(Figure content listings)
>> start
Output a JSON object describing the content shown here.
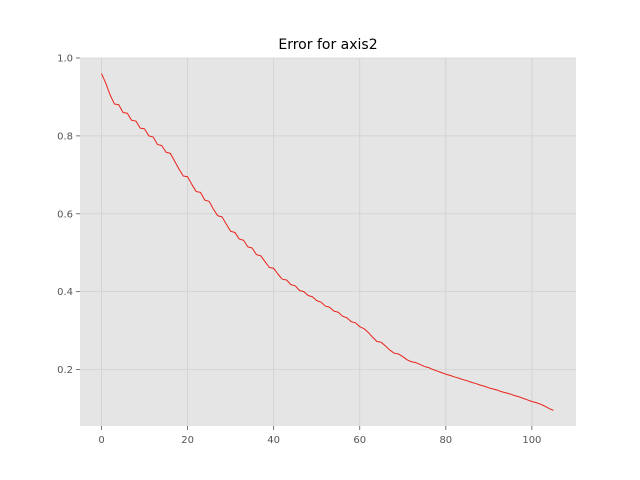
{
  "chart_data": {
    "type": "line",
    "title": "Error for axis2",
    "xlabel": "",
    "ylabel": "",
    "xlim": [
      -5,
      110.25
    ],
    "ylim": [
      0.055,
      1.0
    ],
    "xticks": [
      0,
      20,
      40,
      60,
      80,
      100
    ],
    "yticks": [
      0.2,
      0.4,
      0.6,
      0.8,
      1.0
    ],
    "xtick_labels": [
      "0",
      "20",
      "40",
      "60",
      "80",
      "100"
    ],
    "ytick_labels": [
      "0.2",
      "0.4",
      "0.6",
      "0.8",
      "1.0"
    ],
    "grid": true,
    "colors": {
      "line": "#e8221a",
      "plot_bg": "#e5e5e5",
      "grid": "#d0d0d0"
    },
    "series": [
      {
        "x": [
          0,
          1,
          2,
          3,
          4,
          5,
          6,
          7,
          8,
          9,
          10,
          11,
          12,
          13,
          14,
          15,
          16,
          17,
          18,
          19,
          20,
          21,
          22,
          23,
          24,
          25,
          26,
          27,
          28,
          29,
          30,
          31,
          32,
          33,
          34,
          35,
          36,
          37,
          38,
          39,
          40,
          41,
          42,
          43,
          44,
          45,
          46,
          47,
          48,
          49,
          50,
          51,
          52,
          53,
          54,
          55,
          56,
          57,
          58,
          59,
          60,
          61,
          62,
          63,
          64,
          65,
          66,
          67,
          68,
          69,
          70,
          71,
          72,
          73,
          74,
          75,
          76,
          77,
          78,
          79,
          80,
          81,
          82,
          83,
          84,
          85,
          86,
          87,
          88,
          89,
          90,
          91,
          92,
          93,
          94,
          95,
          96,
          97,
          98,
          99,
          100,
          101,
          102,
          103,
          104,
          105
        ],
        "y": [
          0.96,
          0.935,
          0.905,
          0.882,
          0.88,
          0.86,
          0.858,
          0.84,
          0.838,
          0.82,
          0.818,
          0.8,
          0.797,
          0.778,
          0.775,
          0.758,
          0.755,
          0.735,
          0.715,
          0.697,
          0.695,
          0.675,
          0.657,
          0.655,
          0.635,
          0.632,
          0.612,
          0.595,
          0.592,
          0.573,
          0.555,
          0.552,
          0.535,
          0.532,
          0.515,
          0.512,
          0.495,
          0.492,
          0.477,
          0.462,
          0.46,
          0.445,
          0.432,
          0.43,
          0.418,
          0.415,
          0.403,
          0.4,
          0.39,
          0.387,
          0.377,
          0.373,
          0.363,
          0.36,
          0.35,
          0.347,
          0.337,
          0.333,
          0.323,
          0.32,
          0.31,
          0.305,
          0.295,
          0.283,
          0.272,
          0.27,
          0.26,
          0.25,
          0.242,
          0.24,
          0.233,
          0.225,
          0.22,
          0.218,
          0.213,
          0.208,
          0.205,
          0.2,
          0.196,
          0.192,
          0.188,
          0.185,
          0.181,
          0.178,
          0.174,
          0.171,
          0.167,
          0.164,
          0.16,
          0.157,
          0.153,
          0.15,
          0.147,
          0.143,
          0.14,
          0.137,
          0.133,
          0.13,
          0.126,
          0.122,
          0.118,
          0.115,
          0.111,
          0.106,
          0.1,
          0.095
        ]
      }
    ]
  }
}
>> end
>> start
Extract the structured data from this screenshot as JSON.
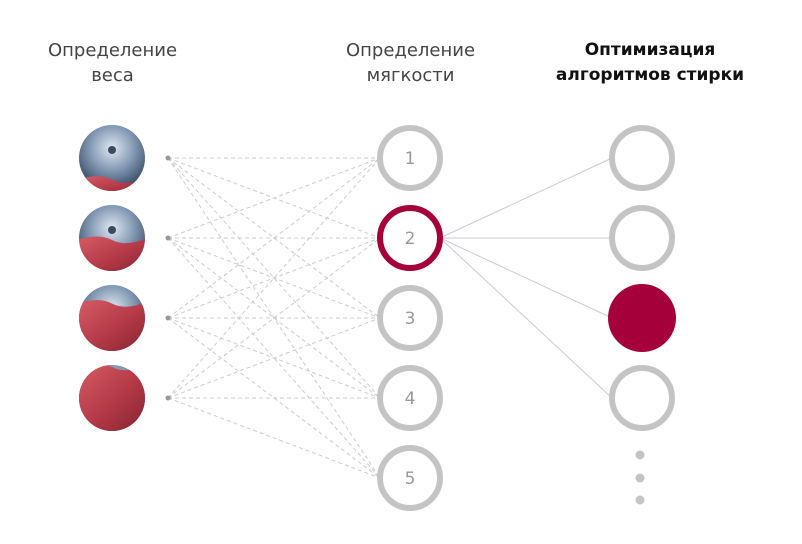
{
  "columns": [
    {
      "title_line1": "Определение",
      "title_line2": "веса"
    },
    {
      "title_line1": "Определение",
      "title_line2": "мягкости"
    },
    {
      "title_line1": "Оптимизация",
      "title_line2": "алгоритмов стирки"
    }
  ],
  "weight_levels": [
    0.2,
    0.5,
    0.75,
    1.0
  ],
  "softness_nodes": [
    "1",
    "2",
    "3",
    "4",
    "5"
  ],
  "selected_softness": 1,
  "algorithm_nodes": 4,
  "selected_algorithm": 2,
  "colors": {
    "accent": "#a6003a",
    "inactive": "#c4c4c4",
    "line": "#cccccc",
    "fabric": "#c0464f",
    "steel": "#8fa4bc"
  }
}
>> end
TASK :: Find the word "JSON" in the data and copy out each line where it turns up.

REPLY ::
Output a JSON object describing the content shown here.
Extract the structured data from this screenshot as JSON.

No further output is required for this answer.